# Exercise input

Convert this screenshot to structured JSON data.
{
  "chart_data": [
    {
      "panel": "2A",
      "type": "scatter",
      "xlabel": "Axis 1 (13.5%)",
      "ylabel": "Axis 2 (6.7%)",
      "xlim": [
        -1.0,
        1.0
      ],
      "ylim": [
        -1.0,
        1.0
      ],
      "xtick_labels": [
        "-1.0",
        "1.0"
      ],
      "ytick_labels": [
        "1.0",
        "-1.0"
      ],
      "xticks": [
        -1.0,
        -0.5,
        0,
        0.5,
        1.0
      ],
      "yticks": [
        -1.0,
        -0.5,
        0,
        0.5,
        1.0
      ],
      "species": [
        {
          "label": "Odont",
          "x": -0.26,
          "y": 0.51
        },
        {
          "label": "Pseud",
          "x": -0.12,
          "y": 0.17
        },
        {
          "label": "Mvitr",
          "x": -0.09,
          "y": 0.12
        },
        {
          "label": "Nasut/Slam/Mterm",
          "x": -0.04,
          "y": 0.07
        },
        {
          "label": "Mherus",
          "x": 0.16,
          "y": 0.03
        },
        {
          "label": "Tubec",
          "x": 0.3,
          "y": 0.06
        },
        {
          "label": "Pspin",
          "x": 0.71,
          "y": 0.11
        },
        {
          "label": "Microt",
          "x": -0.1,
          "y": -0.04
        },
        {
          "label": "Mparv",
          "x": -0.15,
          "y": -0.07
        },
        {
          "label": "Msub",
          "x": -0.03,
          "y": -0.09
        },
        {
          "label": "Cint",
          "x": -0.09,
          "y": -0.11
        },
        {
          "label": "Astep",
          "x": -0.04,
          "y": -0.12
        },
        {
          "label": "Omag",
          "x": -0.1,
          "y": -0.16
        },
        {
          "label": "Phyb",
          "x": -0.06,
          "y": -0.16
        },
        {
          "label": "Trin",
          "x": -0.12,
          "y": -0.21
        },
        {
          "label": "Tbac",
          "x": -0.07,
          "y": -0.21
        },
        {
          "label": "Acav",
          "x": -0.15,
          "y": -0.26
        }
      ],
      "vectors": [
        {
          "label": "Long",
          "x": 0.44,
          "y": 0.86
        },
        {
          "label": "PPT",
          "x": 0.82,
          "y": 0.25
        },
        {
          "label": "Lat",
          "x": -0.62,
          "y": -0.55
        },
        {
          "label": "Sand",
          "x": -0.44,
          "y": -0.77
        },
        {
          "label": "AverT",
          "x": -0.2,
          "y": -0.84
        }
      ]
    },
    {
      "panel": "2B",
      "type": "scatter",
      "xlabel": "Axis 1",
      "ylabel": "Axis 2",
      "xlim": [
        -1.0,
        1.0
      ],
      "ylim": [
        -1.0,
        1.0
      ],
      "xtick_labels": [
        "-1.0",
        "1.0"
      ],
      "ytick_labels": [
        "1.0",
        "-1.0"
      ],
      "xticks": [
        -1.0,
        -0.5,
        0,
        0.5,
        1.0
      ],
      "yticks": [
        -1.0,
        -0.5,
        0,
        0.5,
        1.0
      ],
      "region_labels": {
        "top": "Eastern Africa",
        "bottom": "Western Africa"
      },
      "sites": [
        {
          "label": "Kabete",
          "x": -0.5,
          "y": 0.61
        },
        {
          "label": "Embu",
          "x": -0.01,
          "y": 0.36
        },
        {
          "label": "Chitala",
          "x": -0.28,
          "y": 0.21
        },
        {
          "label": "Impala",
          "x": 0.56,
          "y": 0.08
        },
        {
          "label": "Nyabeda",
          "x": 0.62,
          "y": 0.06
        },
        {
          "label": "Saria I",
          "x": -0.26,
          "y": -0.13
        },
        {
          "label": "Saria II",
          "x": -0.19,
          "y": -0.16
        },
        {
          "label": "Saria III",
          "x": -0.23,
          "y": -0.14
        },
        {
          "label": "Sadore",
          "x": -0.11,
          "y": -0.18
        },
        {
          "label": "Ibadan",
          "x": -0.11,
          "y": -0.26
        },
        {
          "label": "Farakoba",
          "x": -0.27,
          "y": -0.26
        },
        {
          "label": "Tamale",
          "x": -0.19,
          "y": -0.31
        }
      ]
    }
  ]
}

# Your objective
Copy the material above back out, exactly as written.

# Written answer
Convert this screenshot to structured JSON data.
{
  "chart_data": [
    {
      "panel": "2A",
      "type": "scatter",
      "xlabel": "Axis 1 (13.5%)",
      "ylabel": "Axis 2 (6.7%)",
      "xlim": [
        -1.0,
        1.0
      ],
      "ylim": [
        -1.0,
        1.0
      ],
      "xtick_labels": [
        "-1.0",
        "1.0"
      ],
      "ytick_labels": [
        "1.0",
        "-1.0"
      ],
      "xticks": [
        -1.0,
        -0.5,
        0,
        0.5,
        1.0
      ],
      "yticks": [
        -1.0,
        -0.5,
        0,
        0.5,
        1.0
      ],
      "species": [
        {
          "label": "Odont",
          "x": -0.26,
          "y": 0.51
        },
        {
          "label": "Pseud",
          "x": -0.12,
          "y": 0.17
        },
        {
          "label": "Mvitr",
          "x": -0.09,
          "y": 0.12
        },
        {
          "label": "Nasut/Slam/Mterm",
          "x": -0.04,
          "y": 0.07
        },
        {
          "label": "Mherus",
          "x": 0.16,
          "y": 0.03
        },
        {
          "label": "Tubec",
          "x": 0.3,
          "y": 0.06
        },
        {
          "label": "Pspin",
          "x": 0.71,
          "y": 0.11
        },
        {
          "label": "Microt",
          "x": -0.1,
          "y": -0.04
        },
        {
          "label": "Mparv",
          "x": -0.15,
          "y": -0.07
        },
        {
          "label": "Msub",
          "x": -0.03,
          "y": -0.09
        },
        {
          "label": "Cint",
          "x": -0.09,
          "y": -0.11
        },
        {
          "label": "Astep",
          "x": -0.04,
          "y": -0.12
        },
        {
          "label": "Omag",
          "x": -0.1,
          "y": -0.16
        },
        {
          "label": "Phyb",
          "x": -0.06,
          "y": -0.16
        },
        {
          "label": "Trin",
          "x": -0.12,
          "y": -0.21
        },
        {
          "label": "Tbac",
          "x": -0.07,
          "y": -0.21
        },
        {
          "label": "Acav",
          "x": -0.15,
          "y": -0.26
        }
      ],
      "vectors": [
        {
          "label": "Long",
          "x": 0.44,
          "y": 0.86
        },
        {
          "label": "PPT",
          "x": 0.82,
          "y": 0.25
        },
        {
          "label": "Lat",
          "x": -0.62,
          "y": -0.55
        },
        {
          "label": "Sand",
          "x": -0.44,
          "y": -0.77
        },
        {
          "label": "AverT",
          "x": -0.2,
          "y": -0.84
        }
      ]
    },
    {
      "panel": "2B",
      "type": "scatter",
      "xlabel": "Axis 1",
      "ylabel": "Axis 2",
      "xlim": [
        -1.0,
        1.0
      ],
      "ylim": [
        -1.0,
        1.0
      ],
      "xtick_labels": [
        "-1.0",
        "1.0"
      ],
      "ytick_labels": [
        "1.0",
        "-1.0"
      ],
      "xticks": [
        -1.0,
        -0.5,
        0,
        0.5,
        1.0
      ],
      "yticks": [
        -1.0,
        -0.5,
        0,
        0.5,
        1.0
      ],
      "region_labels": {
        "top": "Eastern Africa",
        "bottom": "Western Africa"
      },
      "sites": [
        {
          "label": "Kabete",
          "x": -0.5,
          "y": 0.61
        },
        {
          "label": "Embu",
          "x": -0.01,
          "y": 0.36
        },
        {
          "label": "Chitala",
          "x": -0.28,
          "y": 0.21
        },
        {
          "label": "Impala",
          "x": 0.56,
          "y": 0.08
        },
        {
          "label": "Nyabeda",
          "x": 0.62,
          "y": 0.06
        },
        {
          "label": "Saria I",
          "x": -0.26,
          "y": -0.13
        },
        {
          "label": "Saria II",
          "x": -0.19,
          "y": -0.16
        },
        {
          "label": "Saria III",
          "x": -0.23,
          "y": -0.14
        },
        {
          "label": "Sadore",
          "x": -0.11,
          "y": -0.18
        },
        {
          "label": "Ibadan",
          "x": -0.11,
          "y": -0.26
        },
        {
          "label": "Farakoba",
          "x": -0.27,
          "y": -0.26
        },
        {
          "label": "Tamale",
          "x": -0.19,
          "y": -0.31
        }
      ]
    }
  ]
}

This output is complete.